[Records from a collection of figures]
▼▼▼

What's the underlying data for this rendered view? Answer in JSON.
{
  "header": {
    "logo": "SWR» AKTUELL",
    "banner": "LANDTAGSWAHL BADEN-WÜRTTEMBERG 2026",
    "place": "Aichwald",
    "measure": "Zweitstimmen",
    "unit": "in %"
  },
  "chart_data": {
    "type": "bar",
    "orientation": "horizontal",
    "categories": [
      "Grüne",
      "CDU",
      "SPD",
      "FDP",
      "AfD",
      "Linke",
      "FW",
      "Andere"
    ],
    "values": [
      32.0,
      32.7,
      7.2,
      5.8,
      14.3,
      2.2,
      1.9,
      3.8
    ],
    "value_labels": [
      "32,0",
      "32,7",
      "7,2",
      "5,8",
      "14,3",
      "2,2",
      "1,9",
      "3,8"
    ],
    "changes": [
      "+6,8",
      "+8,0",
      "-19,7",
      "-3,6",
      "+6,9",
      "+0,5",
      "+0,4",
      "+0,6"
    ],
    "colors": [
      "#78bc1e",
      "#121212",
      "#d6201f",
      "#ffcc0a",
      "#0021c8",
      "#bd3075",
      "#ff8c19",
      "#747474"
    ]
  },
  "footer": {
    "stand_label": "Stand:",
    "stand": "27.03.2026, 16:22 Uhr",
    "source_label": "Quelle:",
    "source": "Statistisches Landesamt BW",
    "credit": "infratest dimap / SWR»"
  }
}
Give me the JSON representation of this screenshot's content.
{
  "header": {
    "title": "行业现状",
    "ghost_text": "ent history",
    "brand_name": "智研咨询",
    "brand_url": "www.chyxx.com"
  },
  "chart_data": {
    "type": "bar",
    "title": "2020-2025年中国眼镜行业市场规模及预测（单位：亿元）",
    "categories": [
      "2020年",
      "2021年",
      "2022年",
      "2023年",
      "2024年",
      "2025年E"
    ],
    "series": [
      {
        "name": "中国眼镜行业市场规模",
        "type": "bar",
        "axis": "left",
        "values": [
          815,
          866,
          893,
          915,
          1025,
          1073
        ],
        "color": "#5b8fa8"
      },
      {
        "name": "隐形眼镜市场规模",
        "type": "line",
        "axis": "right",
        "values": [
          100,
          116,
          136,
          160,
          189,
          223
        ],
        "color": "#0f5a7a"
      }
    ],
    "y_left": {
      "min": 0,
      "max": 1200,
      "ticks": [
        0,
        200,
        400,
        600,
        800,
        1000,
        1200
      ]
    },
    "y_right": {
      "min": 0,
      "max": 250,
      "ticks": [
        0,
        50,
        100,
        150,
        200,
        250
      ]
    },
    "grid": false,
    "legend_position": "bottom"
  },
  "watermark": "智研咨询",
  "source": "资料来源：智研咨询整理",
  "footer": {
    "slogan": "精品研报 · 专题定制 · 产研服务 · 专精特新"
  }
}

▲▲▲

Task details :: Each line above that includes "JSON" should be shown.

Output for this exercise ::
What's the underlying data for this rendered view? Answer in JSON.
Give me the JSON representation of this screenshot's content.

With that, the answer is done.